**What is asked**. In your copy, leave out the pictures and repeat the entries below exactly.

(Dataset excerpts)
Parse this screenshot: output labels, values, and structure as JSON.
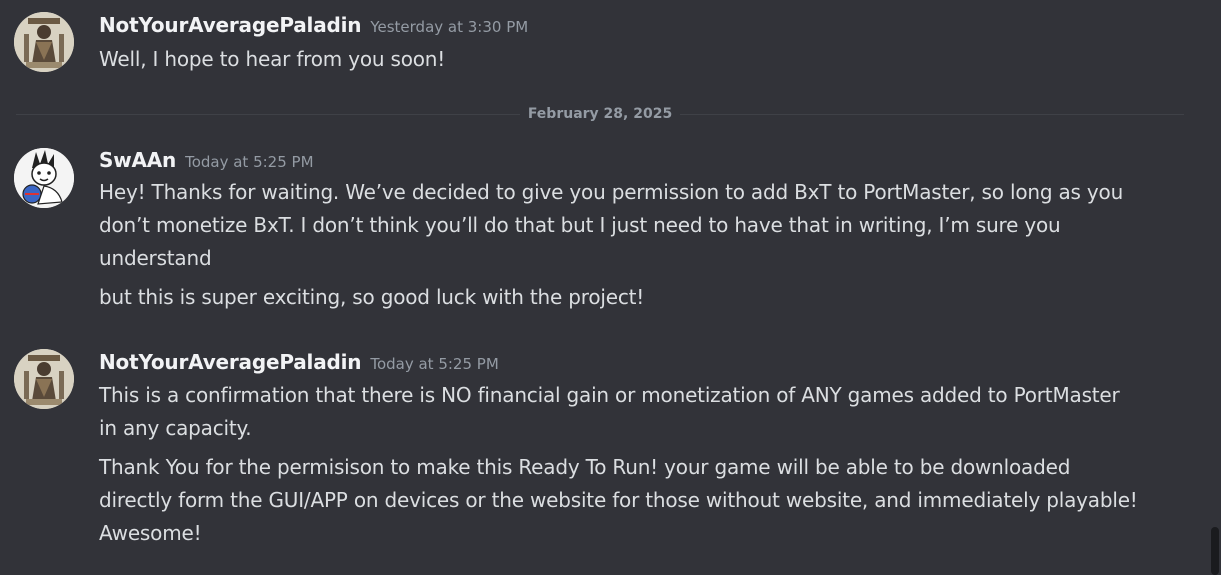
{
  "date_divider": "February 28, 2025",
  "messages": [
    {
      "author": "NotYourAveragePaladin",
      "timestamp": "Yesterday at 3:30 PM",
      "avatar_icon": "paladin-avatar-icon",
      "lines": [
        "Well, I hope to hear from you soon!"
      ]
    },
    {
      "author": "SwAAn",
      "timestamp": "Today at 5:25 PM",
      "avatar_icon": "cartoon-kid-avatar-icon",
      "lines": [
        "Hey! Thanks for waiting. We’ve decided to give you permission to add BxT to PortMaster, so long as you don’t monetize BxT. I don’t think you’ll do that but I just need to have that in writing, I’m sure you understand",
        "but this is super exciting, so good luck with the project!"
      ]
    },
    {
      "author": "NotYourAveragePaladin",
      "timestamp": "Today at 5:25 PM",
      "avatar_icon": "paladin-avatar-icon",
      "lines": [
        "This is a confirmation that there is NO financial gain or monetization of ANY games added to PortMaster in any capacity.",
        "Thank You for the permisison to make this Ready To Run! your game will be able to be downloaded directly form the GUI/APP on devices or the website for those without website, and immediately playable! Awesome!"
      ]
    }
  ],
  "colors": {
    "background": "#323339",
    "text": "#dbdee1",
    "username": "#f2f3f5",
    "timestamp": "#949ba4"
  }
}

**Solution for this exercise**.
Parse this screenshot: output labels, values, and structure as JSON.
{
  "date_divider": "February 28, 2025",
  "messages": [
    {
      "author": "NotYourAveragePaladin",
      "timestamp": "Yesterday at 3:30 PM",
      "avatar_icon": "paladin-avatar-icon",
      "lines": [
        "Well, I hope to hear from you soon!"
      ]
    },
    {
      "author": "SwAAn",
      "timestamp": "Today at 5:25 PM",
      "avatar_icon": "cartoon-kid-avatar-icon",
      "lines": [
        "Hey! Thanks for waiting. We’ve decided to give you permission to add BxT to PortMaster, so long as you don’t monetize BxT. I don’t think you’ll do that but I just need to have that in writing, I’m sure you understand",
        "but this is super exciting, so good luck with the project!"
      ]
    },
    {
      "author": "NotYourAveragePaladin",
      "timestamp": "Today at 5:25 PM",
      "avatar_icon": "paladin-avatar-icon",
      "lines": [
        "This is a confirmation that there is NO financial gain or monetization of ANY games added to PortMaster in any capacity.",
        "Thank You for the permisison to make this Ready To Run! your game will be able to be downloaded directly form the GUI/APP on devices or the website for those without website, and immediately playable! Awesome!"
      ]
    }
  ],
  "colors": {
    "background": "#323339",
    "text": "#dbdee1",
    "username": "#f2f3f5",
    "timestamp": "#949ba4"
  }
}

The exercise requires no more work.